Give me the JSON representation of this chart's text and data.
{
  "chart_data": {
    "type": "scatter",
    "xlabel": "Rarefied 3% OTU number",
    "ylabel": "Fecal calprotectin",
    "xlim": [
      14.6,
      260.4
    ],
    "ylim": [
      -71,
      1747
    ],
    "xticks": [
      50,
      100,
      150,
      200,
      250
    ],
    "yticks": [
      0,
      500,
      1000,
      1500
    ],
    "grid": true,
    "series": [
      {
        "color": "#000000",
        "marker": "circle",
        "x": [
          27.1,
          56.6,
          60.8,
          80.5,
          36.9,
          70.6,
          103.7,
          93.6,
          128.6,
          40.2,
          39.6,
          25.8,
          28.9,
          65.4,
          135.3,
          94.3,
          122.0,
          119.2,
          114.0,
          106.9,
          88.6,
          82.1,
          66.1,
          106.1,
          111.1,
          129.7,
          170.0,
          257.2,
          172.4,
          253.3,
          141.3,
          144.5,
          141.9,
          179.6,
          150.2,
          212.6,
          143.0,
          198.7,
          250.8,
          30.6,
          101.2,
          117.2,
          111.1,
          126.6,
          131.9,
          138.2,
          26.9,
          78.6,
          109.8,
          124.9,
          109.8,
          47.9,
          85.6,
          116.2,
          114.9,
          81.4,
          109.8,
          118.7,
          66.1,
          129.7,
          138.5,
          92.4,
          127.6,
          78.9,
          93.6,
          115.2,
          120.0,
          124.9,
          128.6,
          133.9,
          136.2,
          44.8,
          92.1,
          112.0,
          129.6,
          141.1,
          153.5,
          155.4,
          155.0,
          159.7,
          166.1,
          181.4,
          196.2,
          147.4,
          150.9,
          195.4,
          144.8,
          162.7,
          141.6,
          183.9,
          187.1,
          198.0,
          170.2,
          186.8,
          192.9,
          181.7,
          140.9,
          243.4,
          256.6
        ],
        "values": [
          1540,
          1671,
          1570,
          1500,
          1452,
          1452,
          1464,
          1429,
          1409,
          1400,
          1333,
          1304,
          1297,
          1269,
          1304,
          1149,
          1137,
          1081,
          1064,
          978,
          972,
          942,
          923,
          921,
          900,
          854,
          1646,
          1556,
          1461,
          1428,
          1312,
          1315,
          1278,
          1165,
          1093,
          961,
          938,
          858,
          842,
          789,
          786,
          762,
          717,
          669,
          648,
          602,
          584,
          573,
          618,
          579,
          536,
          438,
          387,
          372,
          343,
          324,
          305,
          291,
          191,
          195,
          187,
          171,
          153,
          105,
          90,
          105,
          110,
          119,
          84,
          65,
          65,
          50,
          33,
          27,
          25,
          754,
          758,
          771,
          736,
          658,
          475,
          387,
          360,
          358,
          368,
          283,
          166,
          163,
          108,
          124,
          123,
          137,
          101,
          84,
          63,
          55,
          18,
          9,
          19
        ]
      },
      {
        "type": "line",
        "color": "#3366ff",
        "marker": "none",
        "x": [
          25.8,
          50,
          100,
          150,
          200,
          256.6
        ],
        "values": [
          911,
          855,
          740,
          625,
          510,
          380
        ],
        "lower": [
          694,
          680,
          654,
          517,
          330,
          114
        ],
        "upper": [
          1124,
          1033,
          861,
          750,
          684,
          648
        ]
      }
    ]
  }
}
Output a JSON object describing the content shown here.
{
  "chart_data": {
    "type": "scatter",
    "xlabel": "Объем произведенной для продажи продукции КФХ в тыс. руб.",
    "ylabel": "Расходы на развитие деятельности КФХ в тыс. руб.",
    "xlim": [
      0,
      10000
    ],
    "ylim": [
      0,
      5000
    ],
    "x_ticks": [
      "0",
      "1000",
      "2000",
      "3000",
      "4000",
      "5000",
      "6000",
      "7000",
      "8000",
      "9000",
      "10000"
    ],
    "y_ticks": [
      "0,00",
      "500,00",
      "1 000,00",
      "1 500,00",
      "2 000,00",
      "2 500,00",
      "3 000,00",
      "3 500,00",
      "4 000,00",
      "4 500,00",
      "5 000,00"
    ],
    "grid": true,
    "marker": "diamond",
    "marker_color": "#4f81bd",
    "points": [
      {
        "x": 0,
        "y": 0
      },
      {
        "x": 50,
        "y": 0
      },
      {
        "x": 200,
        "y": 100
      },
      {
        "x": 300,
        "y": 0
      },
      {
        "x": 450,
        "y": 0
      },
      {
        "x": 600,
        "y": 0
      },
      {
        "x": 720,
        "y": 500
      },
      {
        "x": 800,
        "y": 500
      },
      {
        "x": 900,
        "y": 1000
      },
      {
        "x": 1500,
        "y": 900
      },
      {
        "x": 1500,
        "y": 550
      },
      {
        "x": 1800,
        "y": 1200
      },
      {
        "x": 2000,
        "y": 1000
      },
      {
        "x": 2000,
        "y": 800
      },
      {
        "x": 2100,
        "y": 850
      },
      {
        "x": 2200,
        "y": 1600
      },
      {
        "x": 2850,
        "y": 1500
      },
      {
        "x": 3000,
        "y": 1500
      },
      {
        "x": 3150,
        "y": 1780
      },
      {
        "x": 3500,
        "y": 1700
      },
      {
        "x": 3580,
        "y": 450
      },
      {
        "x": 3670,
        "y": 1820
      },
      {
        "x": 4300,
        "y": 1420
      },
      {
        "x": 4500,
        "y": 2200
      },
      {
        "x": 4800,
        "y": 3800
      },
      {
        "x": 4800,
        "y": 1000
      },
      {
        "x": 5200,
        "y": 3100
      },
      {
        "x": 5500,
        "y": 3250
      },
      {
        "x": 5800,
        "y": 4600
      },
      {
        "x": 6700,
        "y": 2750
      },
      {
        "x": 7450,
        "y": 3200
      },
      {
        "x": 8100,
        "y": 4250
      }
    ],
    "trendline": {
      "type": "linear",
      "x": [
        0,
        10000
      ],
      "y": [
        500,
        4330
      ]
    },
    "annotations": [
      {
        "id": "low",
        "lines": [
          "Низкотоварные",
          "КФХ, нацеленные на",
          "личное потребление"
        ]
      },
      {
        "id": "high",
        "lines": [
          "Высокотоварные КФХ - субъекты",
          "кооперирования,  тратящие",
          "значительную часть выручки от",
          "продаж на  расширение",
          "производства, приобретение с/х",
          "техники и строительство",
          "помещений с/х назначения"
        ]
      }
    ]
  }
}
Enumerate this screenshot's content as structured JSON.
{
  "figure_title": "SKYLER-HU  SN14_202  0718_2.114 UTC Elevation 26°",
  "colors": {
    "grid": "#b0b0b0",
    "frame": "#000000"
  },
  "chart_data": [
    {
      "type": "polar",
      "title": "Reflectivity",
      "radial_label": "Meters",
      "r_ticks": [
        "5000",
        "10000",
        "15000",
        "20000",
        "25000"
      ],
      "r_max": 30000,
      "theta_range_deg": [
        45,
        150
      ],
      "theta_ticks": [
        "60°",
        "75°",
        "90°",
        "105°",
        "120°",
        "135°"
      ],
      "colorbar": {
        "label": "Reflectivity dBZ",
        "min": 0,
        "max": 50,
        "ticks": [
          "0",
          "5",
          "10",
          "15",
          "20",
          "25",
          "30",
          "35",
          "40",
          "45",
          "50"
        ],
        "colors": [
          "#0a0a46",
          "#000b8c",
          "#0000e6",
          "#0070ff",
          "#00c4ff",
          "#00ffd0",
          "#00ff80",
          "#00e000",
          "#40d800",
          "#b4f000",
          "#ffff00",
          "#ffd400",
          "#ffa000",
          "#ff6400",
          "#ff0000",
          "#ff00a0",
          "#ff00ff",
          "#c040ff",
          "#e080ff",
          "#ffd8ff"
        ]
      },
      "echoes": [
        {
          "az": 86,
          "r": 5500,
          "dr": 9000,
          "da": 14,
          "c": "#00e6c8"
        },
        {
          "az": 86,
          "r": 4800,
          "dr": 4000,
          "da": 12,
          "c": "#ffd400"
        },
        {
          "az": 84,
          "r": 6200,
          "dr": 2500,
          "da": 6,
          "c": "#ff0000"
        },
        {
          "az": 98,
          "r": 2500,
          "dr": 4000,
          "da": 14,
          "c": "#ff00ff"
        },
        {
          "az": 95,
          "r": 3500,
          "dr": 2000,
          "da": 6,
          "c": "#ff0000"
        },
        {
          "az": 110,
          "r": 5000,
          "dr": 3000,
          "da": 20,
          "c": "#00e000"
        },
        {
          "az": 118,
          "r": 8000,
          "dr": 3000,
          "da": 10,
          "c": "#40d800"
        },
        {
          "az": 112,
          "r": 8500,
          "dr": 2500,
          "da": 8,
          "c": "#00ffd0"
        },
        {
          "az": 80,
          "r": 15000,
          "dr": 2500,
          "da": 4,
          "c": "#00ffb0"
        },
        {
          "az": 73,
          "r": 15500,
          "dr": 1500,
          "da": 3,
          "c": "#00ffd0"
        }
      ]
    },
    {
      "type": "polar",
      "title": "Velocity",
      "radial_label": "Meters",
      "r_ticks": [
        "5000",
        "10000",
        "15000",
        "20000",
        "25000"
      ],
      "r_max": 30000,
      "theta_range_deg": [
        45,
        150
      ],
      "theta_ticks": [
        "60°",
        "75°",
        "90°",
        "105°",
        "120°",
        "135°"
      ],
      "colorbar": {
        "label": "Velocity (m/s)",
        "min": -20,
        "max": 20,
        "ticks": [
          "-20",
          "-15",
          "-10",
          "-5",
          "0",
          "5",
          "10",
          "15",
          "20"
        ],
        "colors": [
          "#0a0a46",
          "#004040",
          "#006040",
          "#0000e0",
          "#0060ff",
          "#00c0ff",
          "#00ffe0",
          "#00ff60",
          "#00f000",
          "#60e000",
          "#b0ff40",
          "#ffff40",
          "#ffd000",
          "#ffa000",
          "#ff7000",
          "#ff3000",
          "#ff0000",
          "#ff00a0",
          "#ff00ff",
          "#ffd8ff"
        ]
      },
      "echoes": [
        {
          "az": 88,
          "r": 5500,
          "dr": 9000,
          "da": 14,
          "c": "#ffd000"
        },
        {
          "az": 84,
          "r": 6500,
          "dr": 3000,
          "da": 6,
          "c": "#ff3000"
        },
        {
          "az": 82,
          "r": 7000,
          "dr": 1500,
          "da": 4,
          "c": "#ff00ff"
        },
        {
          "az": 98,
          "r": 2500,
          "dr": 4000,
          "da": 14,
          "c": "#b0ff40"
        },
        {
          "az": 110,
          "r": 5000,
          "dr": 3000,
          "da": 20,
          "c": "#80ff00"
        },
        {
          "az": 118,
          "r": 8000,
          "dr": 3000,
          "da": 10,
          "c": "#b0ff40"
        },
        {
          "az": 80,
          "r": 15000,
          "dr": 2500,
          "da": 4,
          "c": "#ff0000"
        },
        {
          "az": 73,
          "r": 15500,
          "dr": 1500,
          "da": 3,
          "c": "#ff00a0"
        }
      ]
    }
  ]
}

—————

#### SHORT PROBLEM:
Find "content". Copy every line it occurs in.

#### RESULT OF THE EXERCISE:
Output a JSON object describing the content shown here.
Enumerate this screenshot's content as structured JSON.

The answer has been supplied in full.